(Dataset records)
********************
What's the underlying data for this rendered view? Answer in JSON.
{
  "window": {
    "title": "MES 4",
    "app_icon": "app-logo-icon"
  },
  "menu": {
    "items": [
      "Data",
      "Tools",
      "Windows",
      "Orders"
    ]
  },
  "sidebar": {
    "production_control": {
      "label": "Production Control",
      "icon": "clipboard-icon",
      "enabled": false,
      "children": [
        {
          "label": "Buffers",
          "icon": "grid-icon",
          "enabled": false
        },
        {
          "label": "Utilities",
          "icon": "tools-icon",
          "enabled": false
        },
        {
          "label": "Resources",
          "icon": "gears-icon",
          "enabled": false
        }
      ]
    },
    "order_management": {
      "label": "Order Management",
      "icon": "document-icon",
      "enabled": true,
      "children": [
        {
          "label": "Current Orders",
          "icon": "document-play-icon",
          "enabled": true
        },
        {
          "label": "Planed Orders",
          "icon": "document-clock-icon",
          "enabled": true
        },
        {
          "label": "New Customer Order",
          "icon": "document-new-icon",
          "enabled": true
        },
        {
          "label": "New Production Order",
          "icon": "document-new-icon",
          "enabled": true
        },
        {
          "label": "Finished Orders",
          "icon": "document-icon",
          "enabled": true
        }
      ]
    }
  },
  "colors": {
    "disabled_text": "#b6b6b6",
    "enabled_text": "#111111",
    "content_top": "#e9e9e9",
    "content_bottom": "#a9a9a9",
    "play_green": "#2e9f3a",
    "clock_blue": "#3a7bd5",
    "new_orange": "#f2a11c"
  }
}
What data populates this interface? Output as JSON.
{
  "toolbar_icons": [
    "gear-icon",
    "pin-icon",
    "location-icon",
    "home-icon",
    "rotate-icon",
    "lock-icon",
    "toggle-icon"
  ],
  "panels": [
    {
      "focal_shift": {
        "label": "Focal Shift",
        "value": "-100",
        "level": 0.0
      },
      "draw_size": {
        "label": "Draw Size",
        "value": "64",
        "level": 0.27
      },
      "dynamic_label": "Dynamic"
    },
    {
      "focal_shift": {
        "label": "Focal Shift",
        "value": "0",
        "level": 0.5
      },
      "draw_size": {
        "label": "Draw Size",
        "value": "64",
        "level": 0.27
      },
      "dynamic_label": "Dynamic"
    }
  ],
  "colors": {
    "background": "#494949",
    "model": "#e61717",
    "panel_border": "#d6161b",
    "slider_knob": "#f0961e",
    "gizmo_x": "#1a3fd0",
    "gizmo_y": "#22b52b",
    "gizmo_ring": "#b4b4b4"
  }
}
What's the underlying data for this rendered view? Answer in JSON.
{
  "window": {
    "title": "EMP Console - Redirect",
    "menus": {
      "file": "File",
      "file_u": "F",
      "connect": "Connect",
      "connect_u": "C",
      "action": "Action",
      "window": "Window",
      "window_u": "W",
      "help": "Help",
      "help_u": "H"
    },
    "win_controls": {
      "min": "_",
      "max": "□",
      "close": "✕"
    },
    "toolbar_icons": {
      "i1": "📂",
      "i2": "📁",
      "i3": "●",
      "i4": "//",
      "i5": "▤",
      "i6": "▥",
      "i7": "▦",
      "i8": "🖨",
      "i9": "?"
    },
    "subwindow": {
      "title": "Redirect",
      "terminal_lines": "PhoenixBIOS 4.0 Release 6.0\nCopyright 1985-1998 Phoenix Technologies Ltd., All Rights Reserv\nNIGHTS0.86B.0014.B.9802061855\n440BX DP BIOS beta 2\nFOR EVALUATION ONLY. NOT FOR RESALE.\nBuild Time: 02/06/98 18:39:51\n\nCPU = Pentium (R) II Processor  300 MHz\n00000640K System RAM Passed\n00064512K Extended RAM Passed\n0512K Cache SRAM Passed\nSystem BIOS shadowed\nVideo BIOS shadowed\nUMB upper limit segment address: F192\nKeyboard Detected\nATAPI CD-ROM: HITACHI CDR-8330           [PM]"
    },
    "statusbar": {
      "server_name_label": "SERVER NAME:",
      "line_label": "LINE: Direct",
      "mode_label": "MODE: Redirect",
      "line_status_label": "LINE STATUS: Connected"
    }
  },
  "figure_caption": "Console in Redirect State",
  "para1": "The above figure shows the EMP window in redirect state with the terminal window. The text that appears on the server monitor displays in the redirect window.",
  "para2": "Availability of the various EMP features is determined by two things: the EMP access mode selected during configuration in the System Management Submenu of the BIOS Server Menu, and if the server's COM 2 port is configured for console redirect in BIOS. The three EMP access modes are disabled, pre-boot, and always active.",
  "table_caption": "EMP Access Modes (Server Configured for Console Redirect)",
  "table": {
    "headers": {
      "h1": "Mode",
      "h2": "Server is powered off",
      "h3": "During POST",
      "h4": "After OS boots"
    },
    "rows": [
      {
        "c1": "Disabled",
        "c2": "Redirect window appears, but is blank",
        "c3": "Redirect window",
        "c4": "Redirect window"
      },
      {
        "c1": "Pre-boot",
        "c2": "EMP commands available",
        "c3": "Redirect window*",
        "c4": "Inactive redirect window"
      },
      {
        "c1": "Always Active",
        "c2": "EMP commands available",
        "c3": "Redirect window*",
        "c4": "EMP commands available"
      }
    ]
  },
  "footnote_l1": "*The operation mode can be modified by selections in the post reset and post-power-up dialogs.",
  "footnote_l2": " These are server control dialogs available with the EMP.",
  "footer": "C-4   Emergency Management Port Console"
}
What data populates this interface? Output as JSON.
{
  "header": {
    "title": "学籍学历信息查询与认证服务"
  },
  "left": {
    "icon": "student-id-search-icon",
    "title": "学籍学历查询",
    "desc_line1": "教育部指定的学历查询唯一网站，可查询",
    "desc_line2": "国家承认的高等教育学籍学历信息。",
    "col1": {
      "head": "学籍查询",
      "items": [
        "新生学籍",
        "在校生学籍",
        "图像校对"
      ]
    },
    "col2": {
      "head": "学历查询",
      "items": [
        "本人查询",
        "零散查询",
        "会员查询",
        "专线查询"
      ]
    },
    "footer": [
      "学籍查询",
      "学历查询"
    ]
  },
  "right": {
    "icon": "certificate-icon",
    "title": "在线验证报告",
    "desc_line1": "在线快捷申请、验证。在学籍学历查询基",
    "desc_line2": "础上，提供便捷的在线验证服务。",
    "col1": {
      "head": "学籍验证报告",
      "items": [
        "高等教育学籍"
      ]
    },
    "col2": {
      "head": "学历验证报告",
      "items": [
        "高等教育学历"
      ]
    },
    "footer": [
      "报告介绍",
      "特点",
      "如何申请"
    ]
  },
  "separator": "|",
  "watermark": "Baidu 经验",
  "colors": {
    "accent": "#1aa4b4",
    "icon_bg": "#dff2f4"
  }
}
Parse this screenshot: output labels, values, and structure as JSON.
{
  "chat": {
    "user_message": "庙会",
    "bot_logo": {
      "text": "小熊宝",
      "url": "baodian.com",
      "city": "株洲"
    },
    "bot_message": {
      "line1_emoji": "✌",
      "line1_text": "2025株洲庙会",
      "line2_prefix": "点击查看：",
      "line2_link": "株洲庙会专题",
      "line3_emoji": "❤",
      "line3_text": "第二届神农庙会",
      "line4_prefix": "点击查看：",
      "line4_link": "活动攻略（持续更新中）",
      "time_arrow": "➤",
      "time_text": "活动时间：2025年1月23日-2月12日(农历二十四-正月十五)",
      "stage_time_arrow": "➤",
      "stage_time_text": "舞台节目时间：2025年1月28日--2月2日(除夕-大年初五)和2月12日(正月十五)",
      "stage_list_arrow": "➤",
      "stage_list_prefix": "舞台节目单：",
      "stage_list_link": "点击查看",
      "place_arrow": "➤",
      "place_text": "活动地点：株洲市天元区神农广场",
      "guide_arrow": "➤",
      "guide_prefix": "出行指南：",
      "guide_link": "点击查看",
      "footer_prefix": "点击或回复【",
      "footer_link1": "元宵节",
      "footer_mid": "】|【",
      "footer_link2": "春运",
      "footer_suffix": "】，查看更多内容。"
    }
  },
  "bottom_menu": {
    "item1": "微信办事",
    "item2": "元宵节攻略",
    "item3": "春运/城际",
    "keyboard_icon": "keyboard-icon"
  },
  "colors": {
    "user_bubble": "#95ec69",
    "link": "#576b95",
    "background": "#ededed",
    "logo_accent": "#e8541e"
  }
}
********************
## Aim of the task
Return all lines containing "with".

## Answer to this task
  "para1": "The above figure shows the EMP window in redirect state with the terminal window. The text that appears on the server monitor displays in the redirect window.",
  "footnote_l2": " These are server control dialogs available with the EMP.",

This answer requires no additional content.